# [Input data]
============================================================

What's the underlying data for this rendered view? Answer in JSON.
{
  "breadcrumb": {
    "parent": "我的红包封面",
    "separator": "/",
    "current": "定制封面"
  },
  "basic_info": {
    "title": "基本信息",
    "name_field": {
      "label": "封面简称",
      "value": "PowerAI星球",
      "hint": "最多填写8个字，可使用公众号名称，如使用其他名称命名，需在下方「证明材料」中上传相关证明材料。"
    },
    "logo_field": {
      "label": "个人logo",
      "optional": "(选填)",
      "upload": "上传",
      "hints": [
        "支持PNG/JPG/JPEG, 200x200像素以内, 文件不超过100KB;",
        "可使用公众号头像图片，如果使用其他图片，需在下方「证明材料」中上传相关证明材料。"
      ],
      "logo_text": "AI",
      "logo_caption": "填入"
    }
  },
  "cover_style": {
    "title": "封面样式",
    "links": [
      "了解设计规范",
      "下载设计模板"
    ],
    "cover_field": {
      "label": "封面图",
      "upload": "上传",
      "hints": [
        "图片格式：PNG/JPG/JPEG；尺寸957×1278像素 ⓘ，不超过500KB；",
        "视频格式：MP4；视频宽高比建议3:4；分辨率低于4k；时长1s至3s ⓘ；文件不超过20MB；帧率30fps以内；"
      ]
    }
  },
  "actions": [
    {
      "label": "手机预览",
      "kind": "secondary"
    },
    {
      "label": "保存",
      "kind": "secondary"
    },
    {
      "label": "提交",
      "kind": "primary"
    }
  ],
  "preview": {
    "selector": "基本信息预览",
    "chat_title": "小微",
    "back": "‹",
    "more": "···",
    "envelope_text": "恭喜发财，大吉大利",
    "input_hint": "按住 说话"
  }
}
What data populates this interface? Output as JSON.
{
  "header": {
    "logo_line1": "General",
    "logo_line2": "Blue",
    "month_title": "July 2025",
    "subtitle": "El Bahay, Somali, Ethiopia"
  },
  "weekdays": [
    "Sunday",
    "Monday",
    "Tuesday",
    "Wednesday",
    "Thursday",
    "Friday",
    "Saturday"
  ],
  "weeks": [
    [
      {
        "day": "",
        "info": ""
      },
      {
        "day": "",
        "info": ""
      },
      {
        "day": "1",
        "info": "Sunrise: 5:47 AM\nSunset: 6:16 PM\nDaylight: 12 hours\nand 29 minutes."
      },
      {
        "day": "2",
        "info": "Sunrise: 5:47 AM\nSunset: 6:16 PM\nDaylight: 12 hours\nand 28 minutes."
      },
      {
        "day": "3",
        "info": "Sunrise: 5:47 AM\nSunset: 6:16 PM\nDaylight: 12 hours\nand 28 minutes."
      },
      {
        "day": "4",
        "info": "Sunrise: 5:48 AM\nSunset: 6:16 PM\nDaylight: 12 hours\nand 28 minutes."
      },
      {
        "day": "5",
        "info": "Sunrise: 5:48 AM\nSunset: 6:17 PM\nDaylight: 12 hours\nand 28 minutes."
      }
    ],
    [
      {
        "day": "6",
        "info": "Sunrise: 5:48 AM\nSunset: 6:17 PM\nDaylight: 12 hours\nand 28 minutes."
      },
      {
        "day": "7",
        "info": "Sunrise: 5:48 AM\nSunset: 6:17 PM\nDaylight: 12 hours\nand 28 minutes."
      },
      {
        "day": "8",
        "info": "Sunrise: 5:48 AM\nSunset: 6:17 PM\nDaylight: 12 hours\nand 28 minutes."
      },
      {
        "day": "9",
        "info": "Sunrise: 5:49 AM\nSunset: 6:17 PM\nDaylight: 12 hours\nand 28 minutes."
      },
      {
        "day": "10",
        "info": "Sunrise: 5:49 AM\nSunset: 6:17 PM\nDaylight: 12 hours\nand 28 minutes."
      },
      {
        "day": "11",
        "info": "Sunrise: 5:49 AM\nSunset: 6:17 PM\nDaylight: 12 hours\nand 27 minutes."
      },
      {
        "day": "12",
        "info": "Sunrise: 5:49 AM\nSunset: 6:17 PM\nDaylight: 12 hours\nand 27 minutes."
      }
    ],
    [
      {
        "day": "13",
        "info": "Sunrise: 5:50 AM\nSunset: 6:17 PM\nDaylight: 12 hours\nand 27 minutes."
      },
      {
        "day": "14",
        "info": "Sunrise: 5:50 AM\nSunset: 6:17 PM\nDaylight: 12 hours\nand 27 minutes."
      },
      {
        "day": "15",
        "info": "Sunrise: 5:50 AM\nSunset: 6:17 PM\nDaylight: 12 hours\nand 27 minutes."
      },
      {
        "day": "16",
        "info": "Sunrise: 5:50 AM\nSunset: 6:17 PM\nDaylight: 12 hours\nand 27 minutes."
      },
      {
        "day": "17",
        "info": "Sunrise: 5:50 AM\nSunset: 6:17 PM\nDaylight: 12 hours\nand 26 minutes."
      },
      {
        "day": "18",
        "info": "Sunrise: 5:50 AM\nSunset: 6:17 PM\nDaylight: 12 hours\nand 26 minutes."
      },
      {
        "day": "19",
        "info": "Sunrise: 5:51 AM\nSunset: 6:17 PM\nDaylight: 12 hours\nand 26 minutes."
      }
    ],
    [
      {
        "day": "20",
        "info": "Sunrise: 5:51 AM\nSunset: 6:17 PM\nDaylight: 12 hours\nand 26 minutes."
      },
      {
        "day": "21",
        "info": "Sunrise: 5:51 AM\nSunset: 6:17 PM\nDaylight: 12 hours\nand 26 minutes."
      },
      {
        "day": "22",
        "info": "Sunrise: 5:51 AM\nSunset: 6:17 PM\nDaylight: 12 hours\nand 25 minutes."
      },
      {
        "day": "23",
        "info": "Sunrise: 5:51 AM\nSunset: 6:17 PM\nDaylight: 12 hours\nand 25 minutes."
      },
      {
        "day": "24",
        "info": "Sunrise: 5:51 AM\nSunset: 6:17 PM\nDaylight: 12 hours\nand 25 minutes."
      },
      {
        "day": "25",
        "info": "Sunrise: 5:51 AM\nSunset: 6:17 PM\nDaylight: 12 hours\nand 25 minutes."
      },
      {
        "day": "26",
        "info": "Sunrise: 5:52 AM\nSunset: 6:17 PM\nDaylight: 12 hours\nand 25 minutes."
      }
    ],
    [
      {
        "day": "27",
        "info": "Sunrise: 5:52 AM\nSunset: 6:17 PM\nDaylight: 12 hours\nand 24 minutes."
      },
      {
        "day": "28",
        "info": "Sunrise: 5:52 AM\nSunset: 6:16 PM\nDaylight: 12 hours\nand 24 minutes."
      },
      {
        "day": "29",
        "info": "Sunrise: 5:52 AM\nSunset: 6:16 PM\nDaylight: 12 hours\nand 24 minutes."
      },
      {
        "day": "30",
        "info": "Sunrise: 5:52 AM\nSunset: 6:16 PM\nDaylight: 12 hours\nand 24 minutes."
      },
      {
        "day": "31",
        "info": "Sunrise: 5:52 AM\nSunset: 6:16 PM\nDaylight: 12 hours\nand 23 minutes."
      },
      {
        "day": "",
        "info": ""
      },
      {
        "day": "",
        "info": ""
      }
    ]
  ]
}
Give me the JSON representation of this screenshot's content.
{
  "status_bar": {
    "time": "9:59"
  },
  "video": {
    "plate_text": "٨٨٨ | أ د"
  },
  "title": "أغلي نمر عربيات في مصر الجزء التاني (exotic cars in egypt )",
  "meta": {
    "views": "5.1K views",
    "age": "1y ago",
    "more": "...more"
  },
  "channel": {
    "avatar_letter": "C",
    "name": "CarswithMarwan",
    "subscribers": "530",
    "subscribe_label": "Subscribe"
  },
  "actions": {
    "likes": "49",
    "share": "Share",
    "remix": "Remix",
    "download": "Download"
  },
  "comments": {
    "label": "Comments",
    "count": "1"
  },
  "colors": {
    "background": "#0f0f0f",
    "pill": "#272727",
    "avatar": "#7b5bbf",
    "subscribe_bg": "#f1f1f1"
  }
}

============================================================

# [Task instructions]
Quote only the lines from the line containing "Give me the" through the end of the entries, keeping the first and the last.

# [Answer to the problem]
Give me the JSON representation of this screenshot's content.
{
  "status_bar": {
    "time": "9:59"
  },
  "video": {
    "plate_text": "٨٨٨ | أ د"
  },
  "title": "أغلي نمر عربيات في مصر الجزء التاني (exotic cars in egypt )",
  "meta": {
    "views": "5.1K views",
    "age": "1y ago",
    "more": "...more"
  },
  "channel": {
    "avatar_letter": "C",
    "name": "CarswithMarwan",
    "subscribers": "530",
    "subscribe_label": "Subscribe"
  },
  "actions": {
    "likes": "49",
    "share": "Share",
    "remix": "Remix",
    "download": "Download"
  },
  "comments": {
    "label": "Comments",
    "count": "1"
  },
  "colors": {
    "background": "#0f0f0f",
    "pill": "#272727",
    "avatar": "#7b5bbf",
    "subscribe_bg": "#f1f1f1"
  }
}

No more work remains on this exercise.